GIVEN EXERCISE: How many lines of the material below contain the string "采空区塌陷"? Answer with the number and nothing else.

====================

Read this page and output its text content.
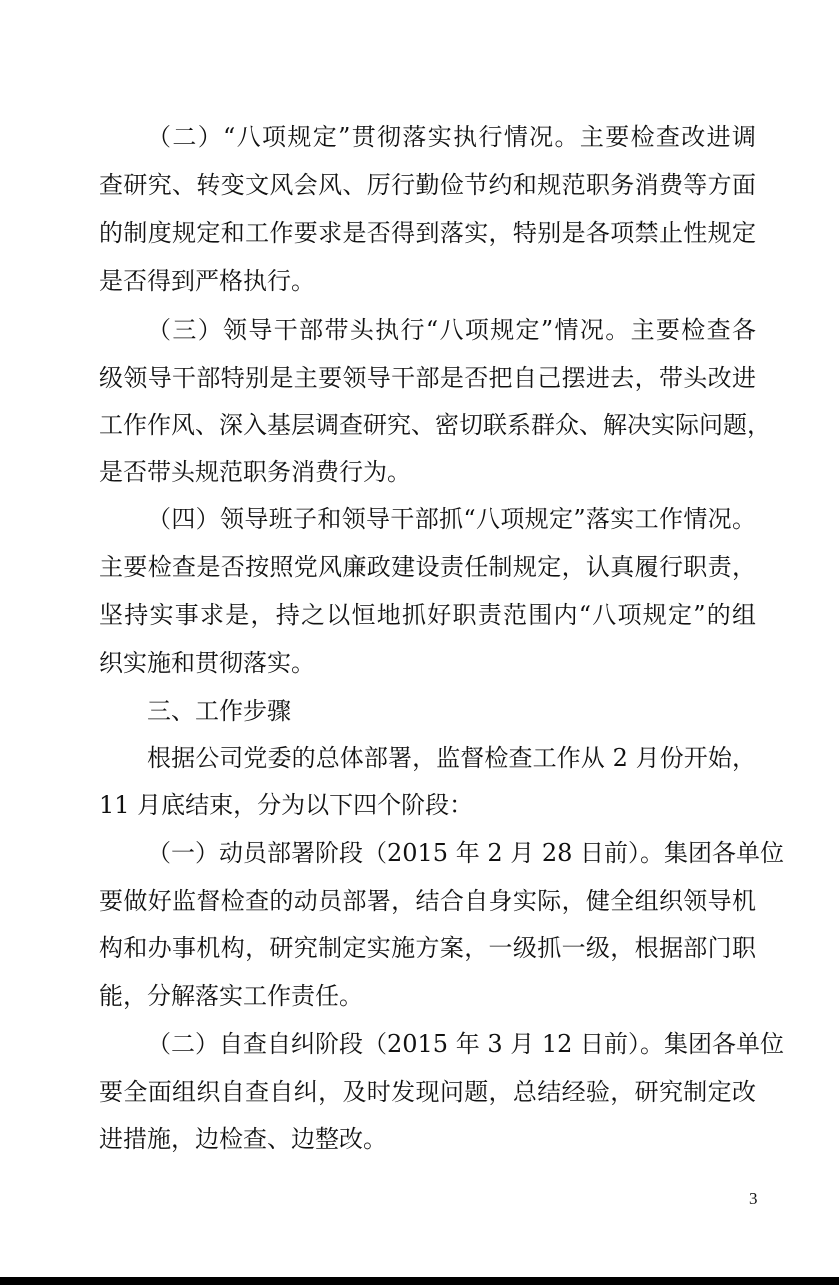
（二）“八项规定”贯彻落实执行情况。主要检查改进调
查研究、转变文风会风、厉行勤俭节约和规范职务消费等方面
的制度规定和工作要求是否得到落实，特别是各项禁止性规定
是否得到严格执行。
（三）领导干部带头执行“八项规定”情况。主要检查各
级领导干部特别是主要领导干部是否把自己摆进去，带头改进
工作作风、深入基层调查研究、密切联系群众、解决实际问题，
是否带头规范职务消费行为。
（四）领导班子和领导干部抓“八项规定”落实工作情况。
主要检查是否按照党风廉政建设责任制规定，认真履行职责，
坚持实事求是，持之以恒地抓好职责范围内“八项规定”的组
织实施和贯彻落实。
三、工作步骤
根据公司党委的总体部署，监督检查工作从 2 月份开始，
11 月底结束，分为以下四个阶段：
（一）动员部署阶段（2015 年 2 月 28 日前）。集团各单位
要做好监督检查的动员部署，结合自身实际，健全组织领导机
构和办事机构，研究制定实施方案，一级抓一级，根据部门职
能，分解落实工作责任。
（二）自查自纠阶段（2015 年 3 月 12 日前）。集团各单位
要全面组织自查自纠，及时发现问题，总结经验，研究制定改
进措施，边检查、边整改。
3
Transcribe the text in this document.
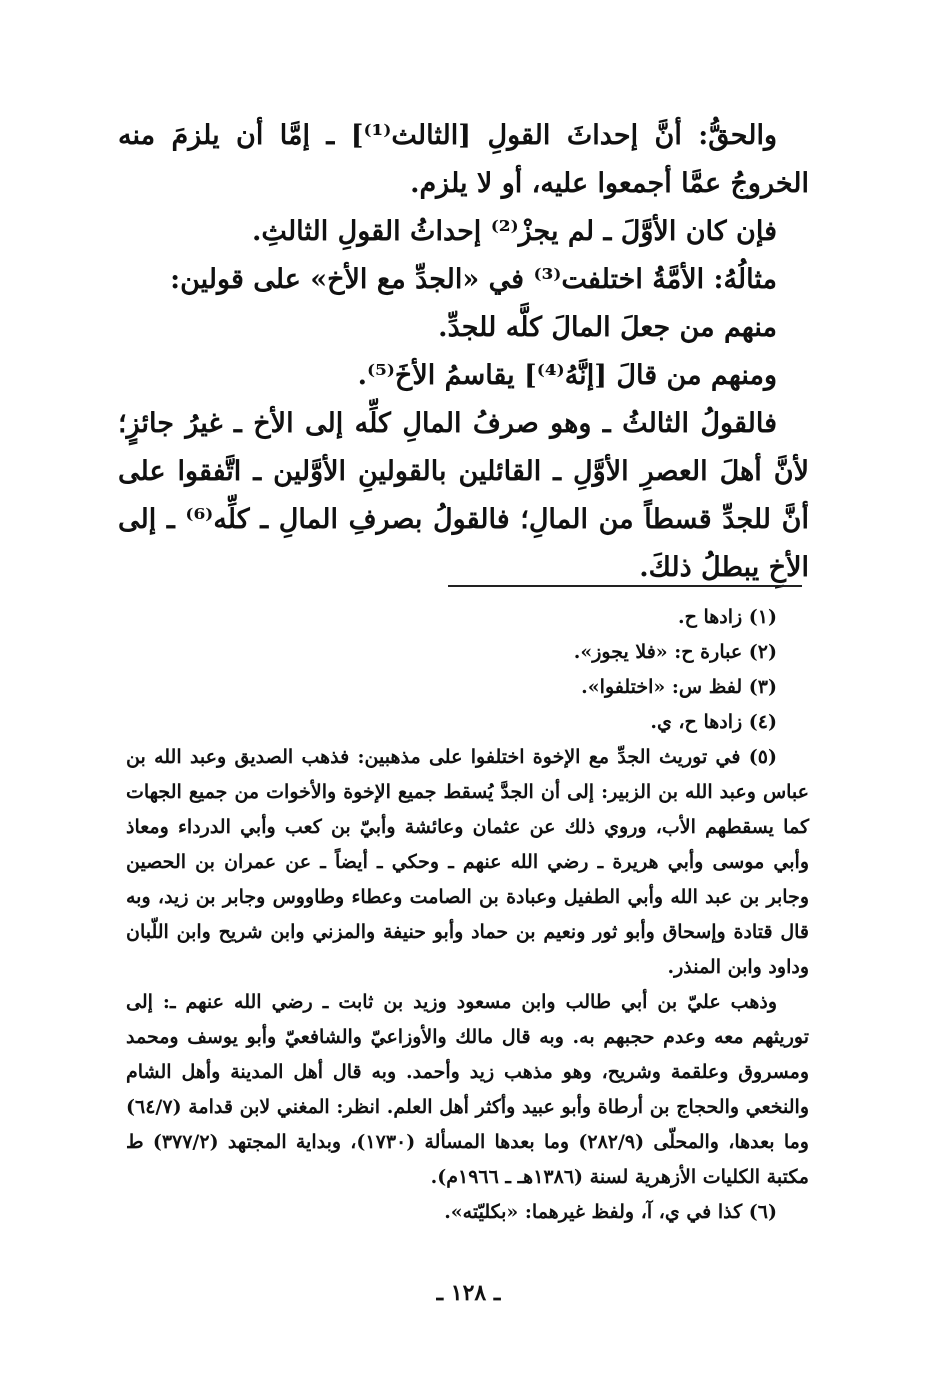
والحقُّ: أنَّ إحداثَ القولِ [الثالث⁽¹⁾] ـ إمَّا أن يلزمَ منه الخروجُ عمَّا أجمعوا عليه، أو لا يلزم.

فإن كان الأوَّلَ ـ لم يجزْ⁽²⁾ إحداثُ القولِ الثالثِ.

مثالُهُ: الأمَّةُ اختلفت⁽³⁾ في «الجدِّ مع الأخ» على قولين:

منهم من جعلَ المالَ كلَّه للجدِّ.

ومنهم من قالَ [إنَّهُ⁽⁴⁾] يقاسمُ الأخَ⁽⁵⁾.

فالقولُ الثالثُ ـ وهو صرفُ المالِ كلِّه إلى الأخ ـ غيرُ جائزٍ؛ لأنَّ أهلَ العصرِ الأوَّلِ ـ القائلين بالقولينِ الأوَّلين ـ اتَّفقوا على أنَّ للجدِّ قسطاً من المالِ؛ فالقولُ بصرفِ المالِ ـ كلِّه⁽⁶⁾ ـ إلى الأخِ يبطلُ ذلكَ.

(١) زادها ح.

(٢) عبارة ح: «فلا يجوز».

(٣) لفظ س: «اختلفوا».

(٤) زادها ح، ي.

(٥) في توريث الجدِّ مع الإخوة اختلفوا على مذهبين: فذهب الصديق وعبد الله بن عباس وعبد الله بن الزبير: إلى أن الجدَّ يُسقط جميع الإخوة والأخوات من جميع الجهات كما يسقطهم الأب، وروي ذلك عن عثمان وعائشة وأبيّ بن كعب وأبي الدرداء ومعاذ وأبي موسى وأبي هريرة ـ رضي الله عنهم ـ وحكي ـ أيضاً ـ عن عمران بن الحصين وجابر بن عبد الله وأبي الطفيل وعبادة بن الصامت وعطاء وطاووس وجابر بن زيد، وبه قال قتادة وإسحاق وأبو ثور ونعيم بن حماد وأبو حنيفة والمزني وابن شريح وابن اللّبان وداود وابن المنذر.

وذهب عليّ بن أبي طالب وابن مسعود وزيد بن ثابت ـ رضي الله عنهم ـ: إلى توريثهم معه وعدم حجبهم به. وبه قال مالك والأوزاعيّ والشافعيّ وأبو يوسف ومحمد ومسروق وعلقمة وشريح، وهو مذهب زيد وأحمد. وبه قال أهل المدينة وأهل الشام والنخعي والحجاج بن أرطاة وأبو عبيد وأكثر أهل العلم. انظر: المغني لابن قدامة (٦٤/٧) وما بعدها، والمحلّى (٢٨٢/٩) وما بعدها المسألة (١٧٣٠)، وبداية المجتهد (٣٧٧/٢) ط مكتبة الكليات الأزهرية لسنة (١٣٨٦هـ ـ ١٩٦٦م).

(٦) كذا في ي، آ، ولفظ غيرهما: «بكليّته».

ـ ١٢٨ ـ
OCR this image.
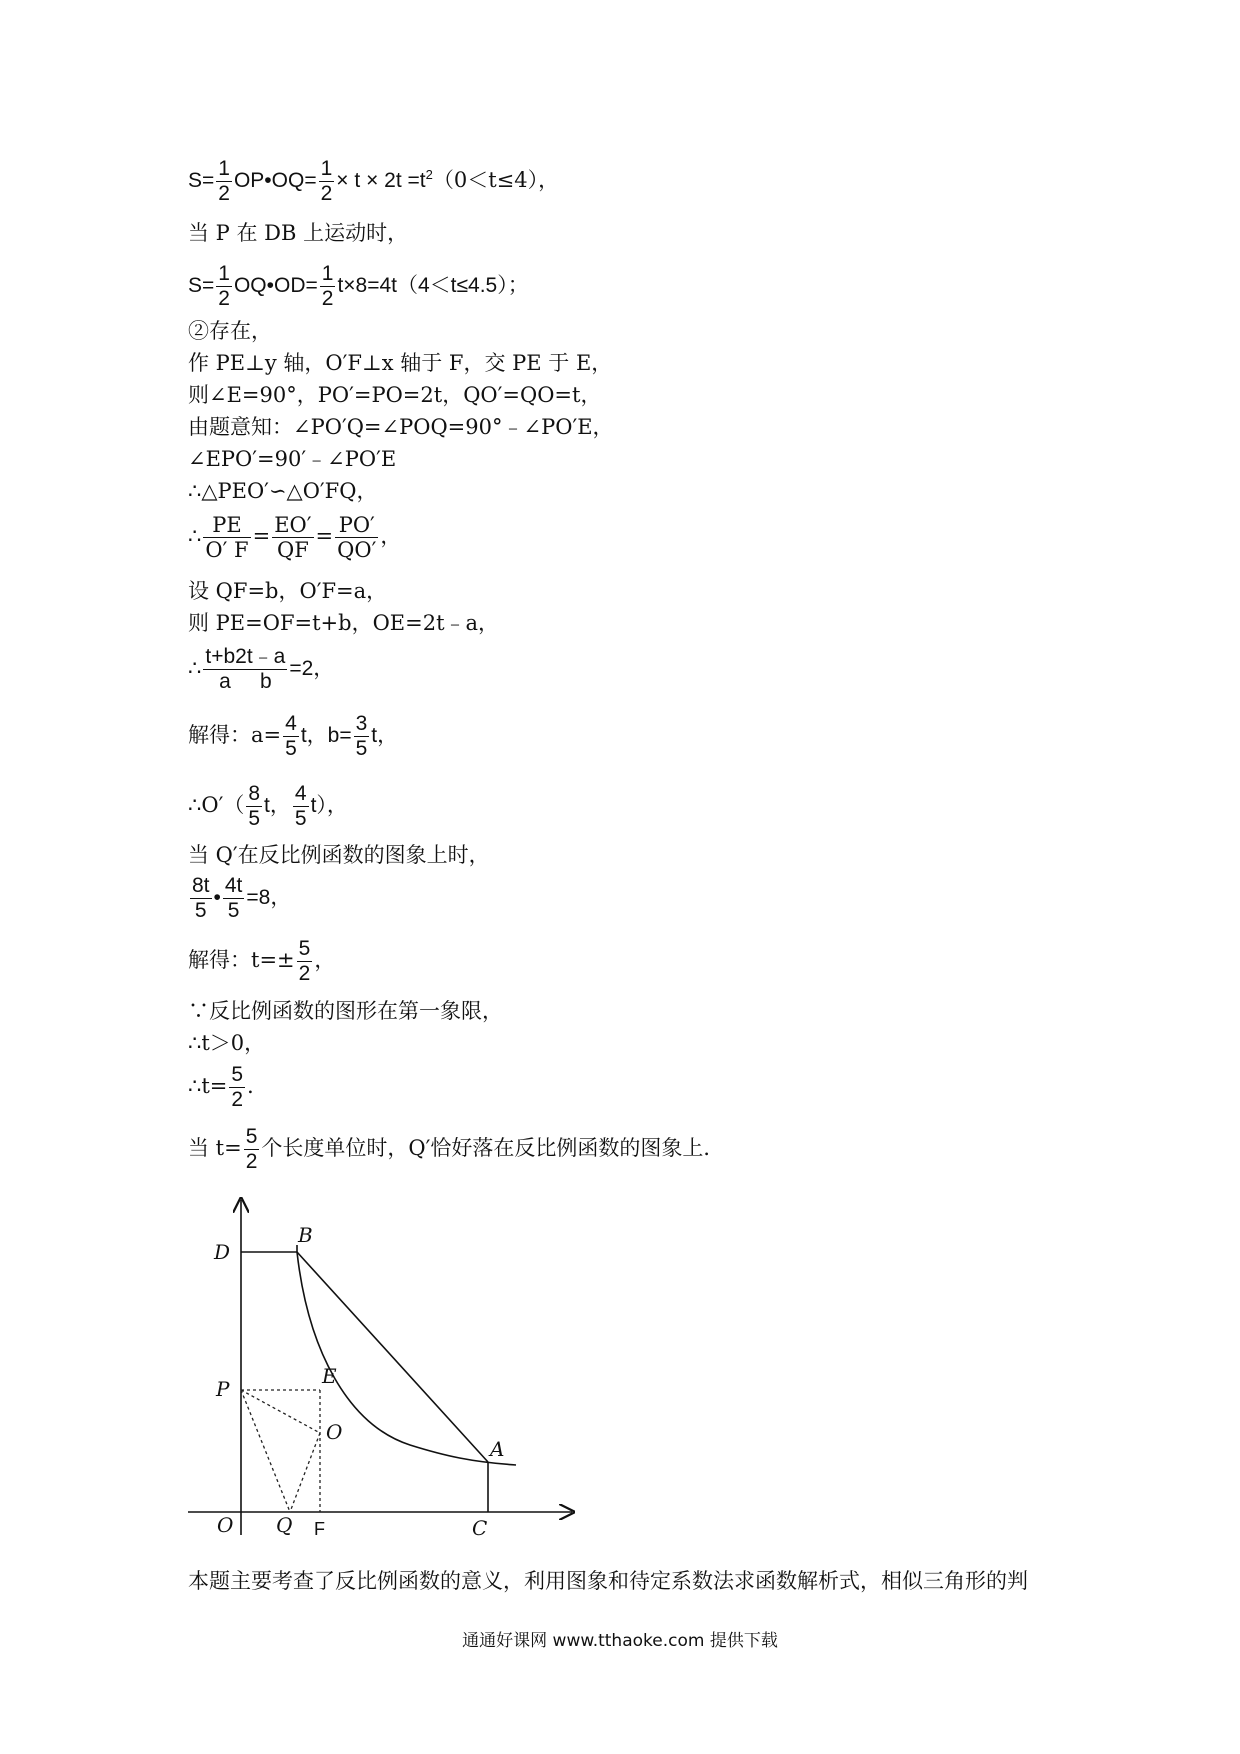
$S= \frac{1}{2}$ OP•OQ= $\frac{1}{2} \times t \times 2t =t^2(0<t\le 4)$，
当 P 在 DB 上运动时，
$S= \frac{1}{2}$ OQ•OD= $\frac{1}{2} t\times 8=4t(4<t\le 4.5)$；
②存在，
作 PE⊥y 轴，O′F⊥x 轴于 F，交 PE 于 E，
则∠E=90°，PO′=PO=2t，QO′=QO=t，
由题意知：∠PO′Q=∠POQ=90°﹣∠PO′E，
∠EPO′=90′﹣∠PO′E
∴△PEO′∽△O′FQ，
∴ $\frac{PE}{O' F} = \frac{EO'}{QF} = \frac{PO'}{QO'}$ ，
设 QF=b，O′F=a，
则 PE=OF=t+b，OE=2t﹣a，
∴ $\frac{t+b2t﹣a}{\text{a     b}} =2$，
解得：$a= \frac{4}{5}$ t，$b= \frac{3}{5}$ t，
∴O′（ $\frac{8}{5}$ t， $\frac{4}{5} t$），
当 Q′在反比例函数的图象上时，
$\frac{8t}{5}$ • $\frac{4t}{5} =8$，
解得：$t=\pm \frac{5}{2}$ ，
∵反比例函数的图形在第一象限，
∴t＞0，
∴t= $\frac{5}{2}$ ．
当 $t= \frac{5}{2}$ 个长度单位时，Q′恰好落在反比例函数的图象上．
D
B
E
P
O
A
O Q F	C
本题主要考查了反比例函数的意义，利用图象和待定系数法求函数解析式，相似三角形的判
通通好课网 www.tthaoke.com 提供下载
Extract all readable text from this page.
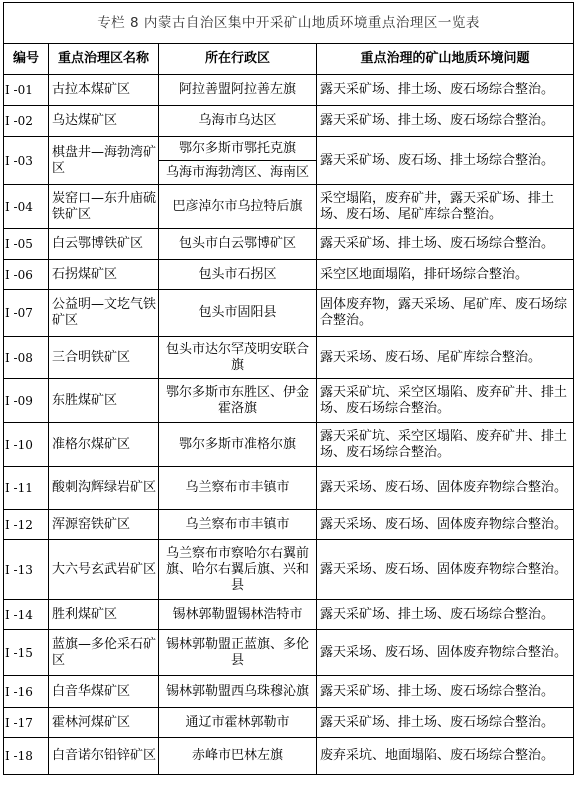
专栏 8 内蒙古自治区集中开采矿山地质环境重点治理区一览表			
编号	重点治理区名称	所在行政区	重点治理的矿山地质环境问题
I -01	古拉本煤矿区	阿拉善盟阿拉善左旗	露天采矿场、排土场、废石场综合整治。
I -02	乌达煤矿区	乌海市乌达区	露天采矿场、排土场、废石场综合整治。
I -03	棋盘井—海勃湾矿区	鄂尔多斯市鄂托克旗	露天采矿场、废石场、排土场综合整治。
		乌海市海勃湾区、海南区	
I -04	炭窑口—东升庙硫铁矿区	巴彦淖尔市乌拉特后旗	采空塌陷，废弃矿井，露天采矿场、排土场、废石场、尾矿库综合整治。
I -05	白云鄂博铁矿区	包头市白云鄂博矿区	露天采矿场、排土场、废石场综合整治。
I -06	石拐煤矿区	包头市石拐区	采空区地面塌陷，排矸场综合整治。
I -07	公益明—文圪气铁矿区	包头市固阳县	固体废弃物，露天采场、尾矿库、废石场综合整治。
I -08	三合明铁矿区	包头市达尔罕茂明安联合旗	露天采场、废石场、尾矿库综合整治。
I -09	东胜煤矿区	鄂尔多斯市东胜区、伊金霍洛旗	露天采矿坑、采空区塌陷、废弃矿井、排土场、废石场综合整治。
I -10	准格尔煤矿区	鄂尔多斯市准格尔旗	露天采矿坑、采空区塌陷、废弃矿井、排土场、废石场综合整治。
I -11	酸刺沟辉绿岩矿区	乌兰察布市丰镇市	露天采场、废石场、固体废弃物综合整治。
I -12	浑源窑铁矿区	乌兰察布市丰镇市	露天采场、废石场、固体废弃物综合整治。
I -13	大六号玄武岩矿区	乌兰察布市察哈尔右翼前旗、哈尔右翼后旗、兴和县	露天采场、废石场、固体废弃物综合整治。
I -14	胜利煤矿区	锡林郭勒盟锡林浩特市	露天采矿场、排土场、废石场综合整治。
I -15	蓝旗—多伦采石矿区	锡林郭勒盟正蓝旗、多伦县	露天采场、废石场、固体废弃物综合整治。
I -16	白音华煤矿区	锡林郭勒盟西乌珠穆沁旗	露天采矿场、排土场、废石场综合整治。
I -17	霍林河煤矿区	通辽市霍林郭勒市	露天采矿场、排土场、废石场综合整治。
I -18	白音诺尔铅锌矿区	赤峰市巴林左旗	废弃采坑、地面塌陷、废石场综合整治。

====================

FINAL ANSWER: 2